▸ **Brief**: Find the word "customers" in the records below. List each line containing it.

Rows from a dataset:

--------------------------------

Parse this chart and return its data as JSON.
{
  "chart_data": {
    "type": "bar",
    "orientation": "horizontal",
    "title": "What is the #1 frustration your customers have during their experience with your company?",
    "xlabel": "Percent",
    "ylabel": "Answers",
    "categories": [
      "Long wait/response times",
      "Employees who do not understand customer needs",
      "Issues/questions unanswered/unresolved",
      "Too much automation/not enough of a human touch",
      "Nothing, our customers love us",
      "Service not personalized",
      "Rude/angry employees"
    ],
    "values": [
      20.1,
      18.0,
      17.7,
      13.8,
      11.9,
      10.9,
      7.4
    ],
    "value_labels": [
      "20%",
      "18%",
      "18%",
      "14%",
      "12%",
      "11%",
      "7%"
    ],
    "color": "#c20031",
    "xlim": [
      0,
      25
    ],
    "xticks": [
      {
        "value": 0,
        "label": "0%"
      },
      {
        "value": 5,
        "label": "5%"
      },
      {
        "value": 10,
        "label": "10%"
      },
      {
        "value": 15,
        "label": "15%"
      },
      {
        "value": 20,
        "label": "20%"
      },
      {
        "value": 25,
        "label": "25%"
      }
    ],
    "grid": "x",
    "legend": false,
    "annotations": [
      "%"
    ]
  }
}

--------------------------------

▸ **Final answer**:
    "title": "What is the #1 frustration your customers have during their experience with your company?",
      "Nothing, our customers love us",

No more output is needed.